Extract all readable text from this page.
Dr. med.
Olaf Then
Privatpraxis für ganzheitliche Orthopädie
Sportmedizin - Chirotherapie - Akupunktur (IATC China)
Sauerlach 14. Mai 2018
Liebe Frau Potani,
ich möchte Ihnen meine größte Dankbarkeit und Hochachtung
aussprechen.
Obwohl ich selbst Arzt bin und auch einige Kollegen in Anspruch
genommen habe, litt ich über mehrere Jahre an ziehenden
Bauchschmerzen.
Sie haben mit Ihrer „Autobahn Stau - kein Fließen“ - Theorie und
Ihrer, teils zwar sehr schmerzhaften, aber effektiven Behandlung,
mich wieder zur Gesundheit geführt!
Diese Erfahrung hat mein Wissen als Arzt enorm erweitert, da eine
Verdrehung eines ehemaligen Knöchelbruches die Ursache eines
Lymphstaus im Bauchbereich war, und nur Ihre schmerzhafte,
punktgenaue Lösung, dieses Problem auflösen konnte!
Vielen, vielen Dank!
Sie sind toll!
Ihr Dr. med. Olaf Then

Problem
For this exercise, transcribe the whole listing verbatim.

Response to this task
Extract all readable text from this page.
Dr. med.
Olaf Then
Privatpraxis für ganzheitliche Orthopädie
Sportmedizin - Chirotherapie - Akupunktur (IATC China)
Sauerlach 14. Mai 2018
Liebe Frau Potani,
ich möchte Ihnen meine größte Dankbarkeit und Hochachtung
aussprechen.
Obwohl ich selbst Arzt bin und auch einige Kollegen in Anspruch
genommen habe, litt ich über mehrere Jahre an ziehenden
Bauchschmerzen.
Sie haben mit Ihrer „Autobahn Stau - kein Fließen“ - Theorie und
Ihrer, teils zwar sehr schmerzhaften, aber effektiven Behandlung,
mich wieder zur Gesundheit geführt!
Diese Erfahrung hat mein Wissen als Arzt enorm erweitert, da eine
Verdrehung eines ehemaligen Knöchelbruches die Ursache eines
Lymphstaus im Bauchbereich war, und nur Ihre schmerzhafte,
punktgenaue Lösung, dieses Problem auflösen konnte!
Vielen, vielen Dank!
Sie sind toll!
Ihr Dr. med. Olaf Then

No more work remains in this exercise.